* TASK GOAL *
List every line of the items below that contains the word "Instant".

* INFORMATION GIVEN *
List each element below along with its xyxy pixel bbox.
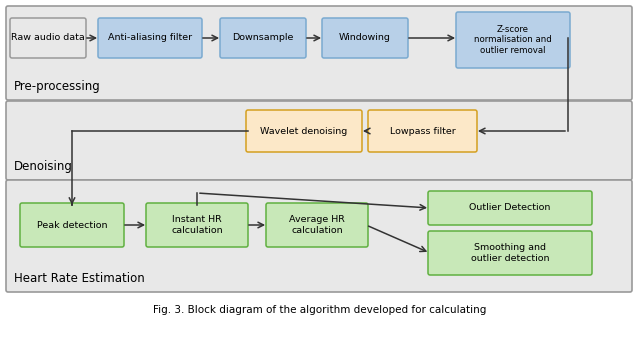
- Text: Windowing: Windowing: [339, 34, 391, 42]
- FancyBboxPatch shape: [266, 203, 368, 247]
- FancyBboxPatch shape: [428, 231, 592, 275]
- Text: Instant HR
calculation: Instant HR calculation: [171, 215, 223, 235]
- Text: Denoising: Denoising: [14, 160, 73, 173]
- Text: Heart Rate Estimation: Heart Rate Estimation: [14, 272, 145, 285]
- Text: Anti-aliasing filter: Anti-aliasing filter: [108, 34, 192, 42]
- FancyBboxPatch shape: [428, 191, 592, 225]
- Text: Z-score
normalisation and
outlier removal: Z-score normalisation and outlier remova…: [474, 25, 552, 55]
- FancyBboxPatch shape: [368, 110, 477, 152]
- FancyBboxPatch shape: [6, 6, 632, 100]
- FancyBboxPatch shape: [20, 203, 124, 247]
- Text: Lowpass filter: Lowpass filter: [390, 126, 456, 136]
- FancyBboxPatch shape: [6, 180, 632, 292]
- FancyBboxPatch shape: [220, 18, 306, 58]
- Text: Downsample: Downsample: [232, 34, 294, 42]
- FancyBboxPatch shape: [6, 101, 632, 180]
- Text: Wavelet denoising: Wavelet denoising: [260, 126, 348, 136]
- Text: Fig. 3. Block diagram of the algorithm developed for calculating: Fig. 3. Block diagram of the algorithm d…: [154, 305, 486, 315]
- Text: Pre-processing: Pre-processing: [14, 80, 100, 93]
- FancyBboxPatch shape: [10, 18, 86, 58]
- FancyBboxPatch shape: [98, 18, 202, 58]
- FancyBboxPatch shape: [456, 12, 570, 68]
- FancyBboxPatch shape: [246, 110, 362, 152]
- Text: Peak detection: Peak detection: [36, 221, 108, 230]
- Text: Outlier Detection: Outlier Detection: [469, 204, 550, 212]
- Text: Average HR
calculation: Average HR calculation: [289, 215, 345, 235]
- FancyBboxPatch shape: [322, 18, 408, 58]
- Text: Smoothing and
outlier detection: Smoothing and outlier detection: [471, 243, 549, 263]
- Text: Raw audio data: Raw audio data: [11, 34, 85, 42]
- FancyBboxPatch shape: [146, 203, 248, 247]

* SOLUTION BELOW *
- Text: Instant HR
calculation: Instant HR calculation: [171, 215, 223, 235]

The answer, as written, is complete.